The exercise - In the data below, locate each line with the word "турбощетки" and list it.

Listing -

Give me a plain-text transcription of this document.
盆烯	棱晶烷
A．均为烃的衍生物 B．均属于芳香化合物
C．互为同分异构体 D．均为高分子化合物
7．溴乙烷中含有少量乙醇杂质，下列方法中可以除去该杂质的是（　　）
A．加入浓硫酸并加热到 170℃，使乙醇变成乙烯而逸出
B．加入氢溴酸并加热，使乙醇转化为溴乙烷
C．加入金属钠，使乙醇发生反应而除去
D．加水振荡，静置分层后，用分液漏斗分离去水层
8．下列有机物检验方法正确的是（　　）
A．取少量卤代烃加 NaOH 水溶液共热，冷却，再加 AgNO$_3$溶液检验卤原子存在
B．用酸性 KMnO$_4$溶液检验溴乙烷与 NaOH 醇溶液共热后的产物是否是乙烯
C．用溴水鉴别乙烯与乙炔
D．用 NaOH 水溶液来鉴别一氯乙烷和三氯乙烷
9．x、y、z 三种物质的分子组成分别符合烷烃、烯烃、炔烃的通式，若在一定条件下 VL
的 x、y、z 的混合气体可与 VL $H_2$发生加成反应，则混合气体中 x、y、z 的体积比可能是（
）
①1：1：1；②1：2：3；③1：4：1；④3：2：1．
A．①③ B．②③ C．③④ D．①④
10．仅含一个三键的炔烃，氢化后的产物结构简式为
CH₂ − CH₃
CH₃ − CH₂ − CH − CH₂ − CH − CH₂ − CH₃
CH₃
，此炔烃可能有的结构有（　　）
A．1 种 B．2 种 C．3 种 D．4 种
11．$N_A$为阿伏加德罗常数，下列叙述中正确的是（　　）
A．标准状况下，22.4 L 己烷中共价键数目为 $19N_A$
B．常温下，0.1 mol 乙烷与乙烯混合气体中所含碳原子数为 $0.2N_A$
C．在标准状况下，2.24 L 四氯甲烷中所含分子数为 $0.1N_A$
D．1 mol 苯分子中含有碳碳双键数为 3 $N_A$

--

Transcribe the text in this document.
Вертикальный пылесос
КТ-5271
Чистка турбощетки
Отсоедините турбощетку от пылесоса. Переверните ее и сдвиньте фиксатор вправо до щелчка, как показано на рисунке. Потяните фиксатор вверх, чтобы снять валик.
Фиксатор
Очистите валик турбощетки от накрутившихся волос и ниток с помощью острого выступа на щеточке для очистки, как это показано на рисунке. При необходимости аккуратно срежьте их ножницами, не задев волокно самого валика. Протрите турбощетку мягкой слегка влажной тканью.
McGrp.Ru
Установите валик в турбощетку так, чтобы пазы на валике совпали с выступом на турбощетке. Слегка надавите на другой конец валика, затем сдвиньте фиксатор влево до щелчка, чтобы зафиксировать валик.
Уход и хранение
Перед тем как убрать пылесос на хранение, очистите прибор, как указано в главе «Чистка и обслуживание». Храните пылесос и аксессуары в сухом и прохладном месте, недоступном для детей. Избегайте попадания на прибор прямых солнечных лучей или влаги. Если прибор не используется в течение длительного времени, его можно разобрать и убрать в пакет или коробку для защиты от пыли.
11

...

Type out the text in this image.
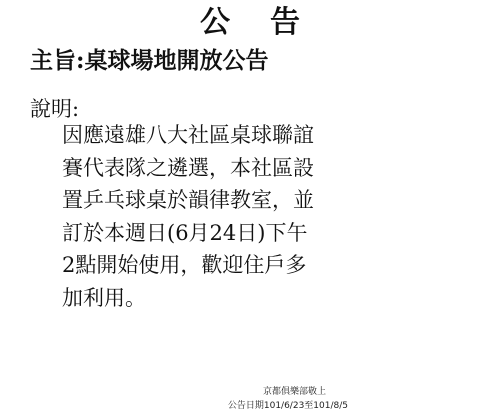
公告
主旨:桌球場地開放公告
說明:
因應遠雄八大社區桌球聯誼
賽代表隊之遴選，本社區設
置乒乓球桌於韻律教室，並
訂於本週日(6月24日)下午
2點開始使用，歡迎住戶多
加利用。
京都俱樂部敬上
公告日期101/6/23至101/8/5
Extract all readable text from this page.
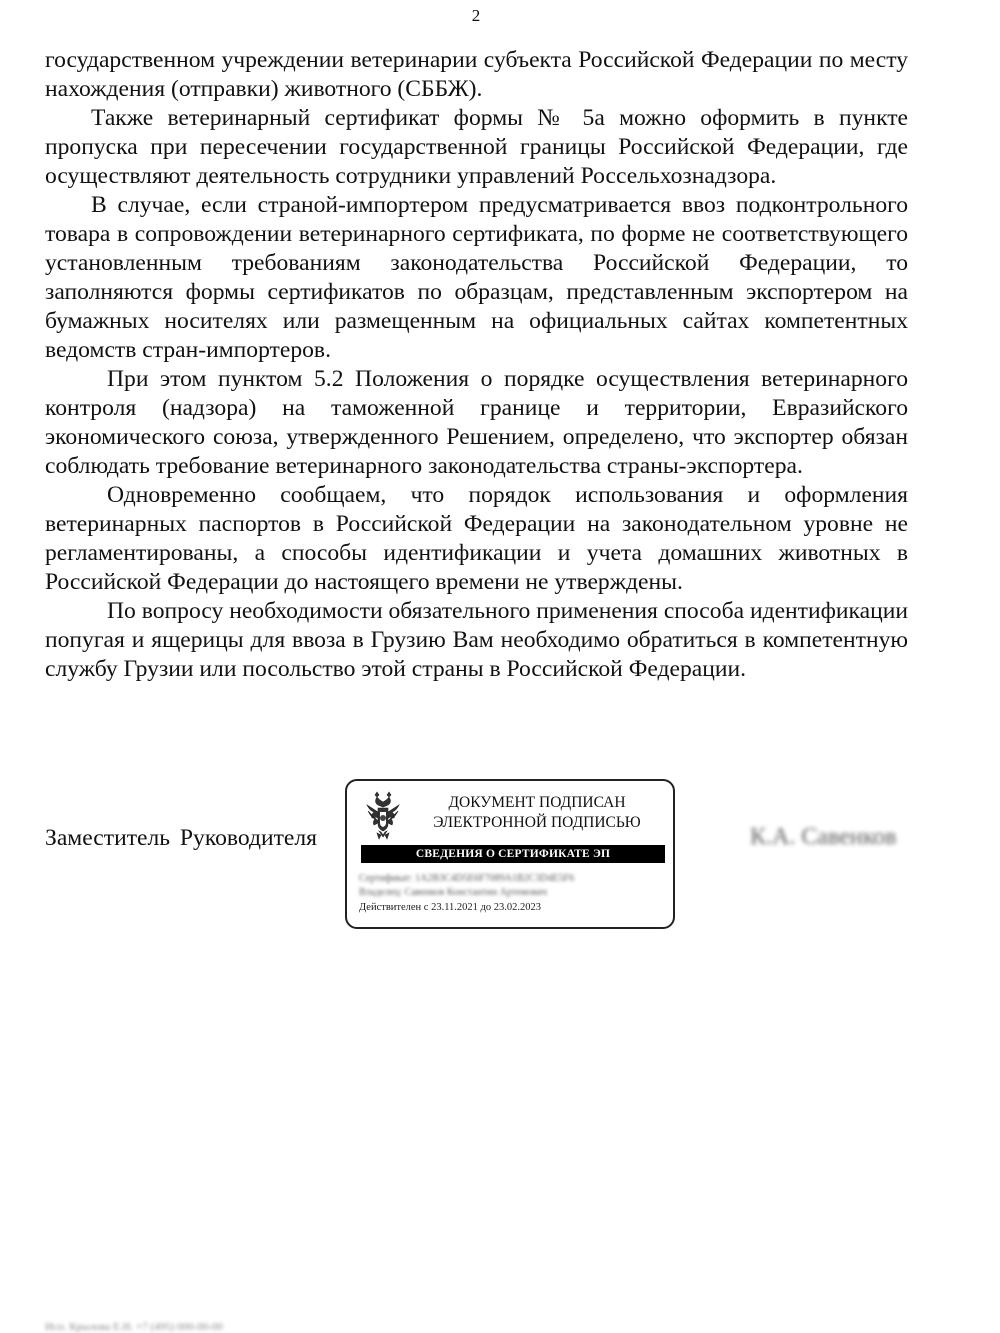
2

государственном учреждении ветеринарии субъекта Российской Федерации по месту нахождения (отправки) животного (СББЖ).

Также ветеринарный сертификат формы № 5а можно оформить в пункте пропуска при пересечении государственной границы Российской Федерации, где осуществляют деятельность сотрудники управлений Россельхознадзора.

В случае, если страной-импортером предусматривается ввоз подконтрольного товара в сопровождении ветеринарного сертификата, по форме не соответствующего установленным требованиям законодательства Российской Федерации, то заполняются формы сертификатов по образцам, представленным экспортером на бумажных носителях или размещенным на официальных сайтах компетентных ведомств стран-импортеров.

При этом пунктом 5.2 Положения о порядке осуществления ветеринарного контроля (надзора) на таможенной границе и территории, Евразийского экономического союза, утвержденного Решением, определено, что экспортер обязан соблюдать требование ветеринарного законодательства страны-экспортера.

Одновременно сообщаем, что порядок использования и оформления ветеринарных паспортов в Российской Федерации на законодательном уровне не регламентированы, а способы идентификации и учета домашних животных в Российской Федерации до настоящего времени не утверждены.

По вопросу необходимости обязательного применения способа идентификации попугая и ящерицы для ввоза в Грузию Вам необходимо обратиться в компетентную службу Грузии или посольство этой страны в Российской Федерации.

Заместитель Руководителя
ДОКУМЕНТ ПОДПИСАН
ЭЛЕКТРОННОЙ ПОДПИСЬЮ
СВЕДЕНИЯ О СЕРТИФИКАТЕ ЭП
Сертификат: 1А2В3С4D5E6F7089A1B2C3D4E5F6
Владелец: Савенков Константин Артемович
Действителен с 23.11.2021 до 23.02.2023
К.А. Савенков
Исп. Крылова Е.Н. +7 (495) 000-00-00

The answer -
Чистка турбощетки
Очистите валик турбощетки от накрутившихся волос и ниток с помощью острого выступа на щеточке для очистки, как это показано на рисунке. При необходимости аккуратно срежьте их ножницами, не задев волокно самого валика. Протрите турбощетку мягкой слегка влажной тканью.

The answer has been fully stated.